Task directions: Copy each line of the entries that contains the word "Growth".

[begin Data section]

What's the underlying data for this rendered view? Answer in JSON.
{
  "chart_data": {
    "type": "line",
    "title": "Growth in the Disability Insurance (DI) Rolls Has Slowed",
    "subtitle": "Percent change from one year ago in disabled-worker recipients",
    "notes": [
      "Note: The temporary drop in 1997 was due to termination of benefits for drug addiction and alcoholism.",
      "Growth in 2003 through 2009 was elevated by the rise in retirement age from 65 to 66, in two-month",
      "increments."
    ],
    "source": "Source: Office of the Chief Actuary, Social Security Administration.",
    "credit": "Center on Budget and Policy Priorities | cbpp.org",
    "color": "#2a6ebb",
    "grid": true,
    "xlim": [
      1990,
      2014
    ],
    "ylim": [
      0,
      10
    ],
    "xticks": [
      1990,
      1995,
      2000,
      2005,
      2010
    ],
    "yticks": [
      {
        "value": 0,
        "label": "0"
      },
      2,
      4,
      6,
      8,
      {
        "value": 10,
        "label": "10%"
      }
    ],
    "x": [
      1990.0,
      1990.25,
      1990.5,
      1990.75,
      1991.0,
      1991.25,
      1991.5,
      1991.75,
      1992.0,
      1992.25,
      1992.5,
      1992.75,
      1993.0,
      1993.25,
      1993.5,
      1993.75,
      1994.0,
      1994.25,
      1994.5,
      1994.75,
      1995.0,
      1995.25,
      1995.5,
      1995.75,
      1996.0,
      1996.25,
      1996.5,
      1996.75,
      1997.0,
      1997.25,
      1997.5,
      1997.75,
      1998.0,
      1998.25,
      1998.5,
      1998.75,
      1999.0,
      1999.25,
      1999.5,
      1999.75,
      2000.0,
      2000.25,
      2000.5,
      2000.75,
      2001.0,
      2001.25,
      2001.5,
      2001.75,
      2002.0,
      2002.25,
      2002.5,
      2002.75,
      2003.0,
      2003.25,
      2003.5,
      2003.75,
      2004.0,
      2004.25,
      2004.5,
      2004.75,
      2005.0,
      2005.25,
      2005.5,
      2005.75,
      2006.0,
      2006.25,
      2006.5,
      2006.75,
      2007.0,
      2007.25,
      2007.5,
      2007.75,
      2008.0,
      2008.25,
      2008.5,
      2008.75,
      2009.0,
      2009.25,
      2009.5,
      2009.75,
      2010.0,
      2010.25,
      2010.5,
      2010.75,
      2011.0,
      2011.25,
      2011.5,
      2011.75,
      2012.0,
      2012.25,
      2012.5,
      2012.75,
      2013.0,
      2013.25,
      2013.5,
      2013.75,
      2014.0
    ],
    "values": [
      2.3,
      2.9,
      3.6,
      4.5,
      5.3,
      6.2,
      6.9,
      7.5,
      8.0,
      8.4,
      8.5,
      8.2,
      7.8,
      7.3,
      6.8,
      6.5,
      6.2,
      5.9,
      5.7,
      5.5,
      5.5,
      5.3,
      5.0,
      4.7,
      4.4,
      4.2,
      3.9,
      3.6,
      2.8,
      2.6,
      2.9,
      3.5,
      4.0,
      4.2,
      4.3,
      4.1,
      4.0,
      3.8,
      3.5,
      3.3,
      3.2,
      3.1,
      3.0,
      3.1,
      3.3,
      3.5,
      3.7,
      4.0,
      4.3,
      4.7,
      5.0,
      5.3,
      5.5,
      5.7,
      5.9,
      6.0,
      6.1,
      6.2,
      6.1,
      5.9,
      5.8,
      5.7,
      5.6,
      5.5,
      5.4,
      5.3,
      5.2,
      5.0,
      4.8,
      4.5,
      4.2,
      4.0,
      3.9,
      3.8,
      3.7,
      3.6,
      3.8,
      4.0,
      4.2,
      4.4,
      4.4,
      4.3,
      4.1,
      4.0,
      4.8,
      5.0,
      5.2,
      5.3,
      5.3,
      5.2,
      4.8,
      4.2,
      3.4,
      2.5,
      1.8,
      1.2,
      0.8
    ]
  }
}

[end Data section]

Written answer:
    "title": "Growth in the Disability Insurance (DI) Rolls Has Slowed",
      "Growth in 2003 through 2009 was elevated by the rise in retirement age from 65 to 66, in two-month",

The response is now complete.